----- EXCERPTED RECORDS

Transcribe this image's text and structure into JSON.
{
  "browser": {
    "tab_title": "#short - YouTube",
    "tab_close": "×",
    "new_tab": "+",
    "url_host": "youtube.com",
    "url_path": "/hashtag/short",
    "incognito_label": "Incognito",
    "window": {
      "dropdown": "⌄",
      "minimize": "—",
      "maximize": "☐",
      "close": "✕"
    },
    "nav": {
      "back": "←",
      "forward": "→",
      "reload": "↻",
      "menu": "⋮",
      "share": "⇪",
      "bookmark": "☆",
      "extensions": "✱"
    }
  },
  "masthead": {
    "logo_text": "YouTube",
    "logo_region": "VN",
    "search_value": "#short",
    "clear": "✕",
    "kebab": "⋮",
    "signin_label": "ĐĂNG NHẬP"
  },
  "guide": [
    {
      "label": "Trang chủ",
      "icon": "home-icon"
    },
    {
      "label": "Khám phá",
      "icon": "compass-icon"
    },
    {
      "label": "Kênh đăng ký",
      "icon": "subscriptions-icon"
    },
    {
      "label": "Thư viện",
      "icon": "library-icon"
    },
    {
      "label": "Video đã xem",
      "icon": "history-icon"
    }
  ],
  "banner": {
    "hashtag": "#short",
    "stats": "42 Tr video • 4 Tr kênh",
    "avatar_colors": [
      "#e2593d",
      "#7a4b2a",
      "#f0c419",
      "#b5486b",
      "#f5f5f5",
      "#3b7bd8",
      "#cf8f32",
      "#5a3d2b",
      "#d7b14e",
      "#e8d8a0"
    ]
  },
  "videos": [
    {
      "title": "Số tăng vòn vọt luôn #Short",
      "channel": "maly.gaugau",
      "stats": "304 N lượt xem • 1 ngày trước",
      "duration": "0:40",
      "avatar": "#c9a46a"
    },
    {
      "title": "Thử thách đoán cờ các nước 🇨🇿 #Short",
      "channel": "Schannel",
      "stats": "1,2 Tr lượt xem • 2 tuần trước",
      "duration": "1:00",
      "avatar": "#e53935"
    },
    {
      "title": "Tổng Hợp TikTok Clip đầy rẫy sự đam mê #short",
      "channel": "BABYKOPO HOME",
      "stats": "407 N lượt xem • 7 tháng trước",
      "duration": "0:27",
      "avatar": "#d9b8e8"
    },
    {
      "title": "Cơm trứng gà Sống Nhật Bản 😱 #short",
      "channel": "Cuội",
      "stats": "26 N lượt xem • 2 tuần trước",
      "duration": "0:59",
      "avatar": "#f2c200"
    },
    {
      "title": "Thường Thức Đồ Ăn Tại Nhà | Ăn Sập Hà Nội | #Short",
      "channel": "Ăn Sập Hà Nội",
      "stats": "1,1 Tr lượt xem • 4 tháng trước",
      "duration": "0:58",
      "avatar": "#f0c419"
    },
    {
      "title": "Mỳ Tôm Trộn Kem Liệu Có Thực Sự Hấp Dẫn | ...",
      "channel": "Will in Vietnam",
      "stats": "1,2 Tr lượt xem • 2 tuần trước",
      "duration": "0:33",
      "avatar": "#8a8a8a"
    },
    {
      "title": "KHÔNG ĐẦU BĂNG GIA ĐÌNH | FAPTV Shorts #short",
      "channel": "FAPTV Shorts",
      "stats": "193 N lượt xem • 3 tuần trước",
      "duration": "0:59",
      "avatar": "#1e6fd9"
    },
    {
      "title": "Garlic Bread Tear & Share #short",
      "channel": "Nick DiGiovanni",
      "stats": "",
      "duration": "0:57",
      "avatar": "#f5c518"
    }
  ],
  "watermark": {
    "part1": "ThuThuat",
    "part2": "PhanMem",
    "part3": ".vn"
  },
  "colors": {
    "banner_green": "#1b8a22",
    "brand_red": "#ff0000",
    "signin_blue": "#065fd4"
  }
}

----------

# TASK TO CARRY OUT
List all lines holding the string "channel".

# ANSWER TO THE PROBLEM
      "channel": "maly.gaugau",
      "channel": "Schannel",
      "channel": "BABYKOPO HOME",
      "channel": "Cuội",
      "channel": "Ăn Sập Hà Nội",
      "channel": "Will in Vietnam",
      "channel": "FAPTV Shorts",
      "channel": "Nick DiGiovanni",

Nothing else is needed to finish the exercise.